◆ Exercise directions ◆
Find the lines that hold the word "Link" and return them.

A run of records

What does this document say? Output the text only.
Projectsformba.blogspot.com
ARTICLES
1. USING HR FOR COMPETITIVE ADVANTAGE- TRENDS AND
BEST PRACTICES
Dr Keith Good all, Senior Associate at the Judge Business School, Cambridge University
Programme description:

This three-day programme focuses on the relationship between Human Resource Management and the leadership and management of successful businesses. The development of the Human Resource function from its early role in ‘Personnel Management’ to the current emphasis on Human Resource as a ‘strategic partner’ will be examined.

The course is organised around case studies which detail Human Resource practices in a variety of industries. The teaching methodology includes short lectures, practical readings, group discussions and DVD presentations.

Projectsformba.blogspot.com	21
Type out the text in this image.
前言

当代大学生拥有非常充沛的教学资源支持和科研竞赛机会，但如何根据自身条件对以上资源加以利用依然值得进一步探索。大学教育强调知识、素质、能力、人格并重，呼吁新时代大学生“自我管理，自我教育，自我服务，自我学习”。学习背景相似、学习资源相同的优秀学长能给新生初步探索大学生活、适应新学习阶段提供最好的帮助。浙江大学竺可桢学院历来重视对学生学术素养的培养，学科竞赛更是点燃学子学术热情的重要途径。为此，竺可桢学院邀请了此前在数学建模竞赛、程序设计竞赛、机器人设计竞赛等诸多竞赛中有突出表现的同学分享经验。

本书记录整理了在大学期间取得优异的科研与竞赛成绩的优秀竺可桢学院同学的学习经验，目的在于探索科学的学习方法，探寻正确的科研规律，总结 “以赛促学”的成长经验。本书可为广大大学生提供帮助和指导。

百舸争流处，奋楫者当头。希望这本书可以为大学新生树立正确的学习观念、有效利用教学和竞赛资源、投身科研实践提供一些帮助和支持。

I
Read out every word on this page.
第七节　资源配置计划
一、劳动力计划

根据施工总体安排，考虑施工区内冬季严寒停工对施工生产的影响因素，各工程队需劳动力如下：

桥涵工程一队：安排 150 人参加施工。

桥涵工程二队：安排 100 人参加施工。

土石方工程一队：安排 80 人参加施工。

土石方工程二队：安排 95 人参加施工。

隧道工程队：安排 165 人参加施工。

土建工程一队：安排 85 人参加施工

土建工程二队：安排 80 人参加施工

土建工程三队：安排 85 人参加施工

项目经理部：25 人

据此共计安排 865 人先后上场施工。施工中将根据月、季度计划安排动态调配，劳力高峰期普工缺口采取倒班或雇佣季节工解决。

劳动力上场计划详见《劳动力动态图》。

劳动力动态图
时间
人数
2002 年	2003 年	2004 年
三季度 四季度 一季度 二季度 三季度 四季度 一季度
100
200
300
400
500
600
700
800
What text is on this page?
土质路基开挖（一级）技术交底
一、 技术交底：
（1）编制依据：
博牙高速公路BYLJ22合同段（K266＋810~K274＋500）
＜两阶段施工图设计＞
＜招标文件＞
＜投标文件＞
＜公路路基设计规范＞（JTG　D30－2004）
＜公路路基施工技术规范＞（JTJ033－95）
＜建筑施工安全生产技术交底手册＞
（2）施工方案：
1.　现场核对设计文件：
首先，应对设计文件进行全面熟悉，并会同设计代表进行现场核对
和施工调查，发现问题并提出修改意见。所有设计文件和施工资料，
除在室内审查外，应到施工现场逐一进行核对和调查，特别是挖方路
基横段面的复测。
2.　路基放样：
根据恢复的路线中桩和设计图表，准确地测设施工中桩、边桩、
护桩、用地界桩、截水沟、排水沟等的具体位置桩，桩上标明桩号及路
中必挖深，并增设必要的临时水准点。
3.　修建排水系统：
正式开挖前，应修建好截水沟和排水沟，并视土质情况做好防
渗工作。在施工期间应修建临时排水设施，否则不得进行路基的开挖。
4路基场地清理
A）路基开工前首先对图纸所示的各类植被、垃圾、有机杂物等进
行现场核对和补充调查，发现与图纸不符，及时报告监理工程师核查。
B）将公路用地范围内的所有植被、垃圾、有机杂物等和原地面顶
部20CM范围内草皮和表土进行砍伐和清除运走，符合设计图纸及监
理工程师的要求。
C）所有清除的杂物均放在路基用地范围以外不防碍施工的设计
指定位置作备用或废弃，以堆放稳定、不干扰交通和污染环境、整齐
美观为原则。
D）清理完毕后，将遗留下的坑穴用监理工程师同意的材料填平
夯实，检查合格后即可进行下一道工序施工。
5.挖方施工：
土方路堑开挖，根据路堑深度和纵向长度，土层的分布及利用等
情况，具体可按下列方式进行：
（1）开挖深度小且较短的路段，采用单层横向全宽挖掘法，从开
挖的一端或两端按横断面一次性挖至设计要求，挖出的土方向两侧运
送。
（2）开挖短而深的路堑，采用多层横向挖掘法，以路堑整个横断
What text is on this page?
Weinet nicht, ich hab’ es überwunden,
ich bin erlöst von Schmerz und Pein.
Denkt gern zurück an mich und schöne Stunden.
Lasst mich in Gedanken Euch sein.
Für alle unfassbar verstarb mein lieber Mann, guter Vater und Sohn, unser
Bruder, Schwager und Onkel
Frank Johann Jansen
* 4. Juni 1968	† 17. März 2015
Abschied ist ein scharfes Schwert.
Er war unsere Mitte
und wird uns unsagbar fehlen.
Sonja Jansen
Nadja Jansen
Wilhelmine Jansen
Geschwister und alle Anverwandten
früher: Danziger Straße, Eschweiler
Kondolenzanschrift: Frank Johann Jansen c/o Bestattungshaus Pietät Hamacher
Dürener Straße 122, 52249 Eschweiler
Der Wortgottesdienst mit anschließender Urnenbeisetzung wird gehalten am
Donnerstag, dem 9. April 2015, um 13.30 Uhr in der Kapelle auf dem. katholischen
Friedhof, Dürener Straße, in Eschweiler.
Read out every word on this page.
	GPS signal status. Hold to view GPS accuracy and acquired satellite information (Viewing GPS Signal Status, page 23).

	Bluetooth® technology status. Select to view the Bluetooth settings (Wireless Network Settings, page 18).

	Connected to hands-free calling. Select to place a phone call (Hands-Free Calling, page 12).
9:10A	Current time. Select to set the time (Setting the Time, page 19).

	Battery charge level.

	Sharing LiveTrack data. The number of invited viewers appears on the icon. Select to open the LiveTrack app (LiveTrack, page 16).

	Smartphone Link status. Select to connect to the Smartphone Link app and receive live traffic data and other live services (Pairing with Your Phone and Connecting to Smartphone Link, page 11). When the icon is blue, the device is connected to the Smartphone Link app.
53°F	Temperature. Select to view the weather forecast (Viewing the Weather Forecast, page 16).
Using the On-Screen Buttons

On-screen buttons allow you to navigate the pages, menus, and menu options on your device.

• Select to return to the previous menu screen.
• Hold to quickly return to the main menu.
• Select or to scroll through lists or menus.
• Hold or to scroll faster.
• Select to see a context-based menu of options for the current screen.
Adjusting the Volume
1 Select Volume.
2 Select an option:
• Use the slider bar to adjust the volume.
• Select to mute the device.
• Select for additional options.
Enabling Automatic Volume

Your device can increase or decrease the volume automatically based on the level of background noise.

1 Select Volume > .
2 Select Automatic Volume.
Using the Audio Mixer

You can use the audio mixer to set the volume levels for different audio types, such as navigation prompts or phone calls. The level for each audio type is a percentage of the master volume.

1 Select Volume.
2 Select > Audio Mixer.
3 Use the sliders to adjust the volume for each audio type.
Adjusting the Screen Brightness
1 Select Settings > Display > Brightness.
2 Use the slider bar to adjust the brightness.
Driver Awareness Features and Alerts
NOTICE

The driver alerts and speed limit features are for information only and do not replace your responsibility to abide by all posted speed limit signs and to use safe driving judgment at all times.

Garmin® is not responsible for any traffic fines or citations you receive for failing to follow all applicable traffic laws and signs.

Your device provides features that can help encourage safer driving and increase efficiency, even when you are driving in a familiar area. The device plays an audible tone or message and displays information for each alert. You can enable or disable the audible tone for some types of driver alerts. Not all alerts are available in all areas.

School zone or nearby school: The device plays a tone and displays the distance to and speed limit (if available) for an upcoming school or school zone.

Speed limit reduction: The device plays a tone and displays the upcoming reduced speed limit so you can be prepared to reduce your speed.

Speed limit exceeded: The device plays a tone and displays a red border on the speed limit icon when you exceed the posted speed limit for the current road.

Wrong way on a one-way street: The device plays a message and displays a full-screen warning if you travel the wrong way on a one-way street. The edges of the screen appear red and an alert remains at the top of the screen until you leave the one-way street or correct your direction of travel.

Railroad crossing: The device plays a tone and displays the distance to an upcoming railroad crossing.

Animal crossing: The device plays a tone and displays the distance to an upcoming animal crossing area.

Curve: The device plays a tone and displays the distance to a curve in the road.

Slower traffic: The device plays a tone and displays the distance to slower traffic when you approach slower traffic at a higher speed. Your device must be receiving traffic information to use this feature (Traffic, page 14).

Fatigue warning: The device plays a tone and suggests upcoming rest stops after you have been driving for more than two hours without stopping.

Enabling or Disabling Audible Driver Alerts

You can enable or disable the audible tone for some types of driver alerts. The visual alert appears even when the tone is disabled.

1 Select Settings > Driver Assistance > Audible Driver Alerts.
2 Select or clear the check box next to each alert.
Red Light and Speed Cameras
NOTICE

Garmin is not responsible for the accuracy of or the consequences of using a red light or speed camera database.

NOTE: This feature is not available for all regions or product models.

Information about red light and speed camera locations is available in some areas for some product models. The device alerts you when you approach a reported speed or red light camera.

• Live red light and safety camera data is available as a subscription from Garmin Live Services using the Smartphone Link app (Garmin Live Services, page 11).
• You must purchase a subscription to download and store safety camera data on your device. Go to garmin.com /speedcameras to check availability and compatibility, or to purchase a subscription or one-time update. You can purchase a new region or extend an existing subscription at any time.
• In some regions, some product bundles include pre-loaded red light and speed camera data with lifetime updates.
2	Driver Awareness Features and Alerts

◆ Answer to this exercise ◆
	Smartphone Link status. Select to connect to the Smartphone Link app and receive live traffic data and other live services (Pairing with Your Phone and Connecting to Smartphone Link, page 11). When the icon is blue, the device is connected to the Smartphone Link app.
• Live red light and safety camera data is available as a subscription from Garmin Live Services using the Smartphone Link app (Garmin Live Services, page 11).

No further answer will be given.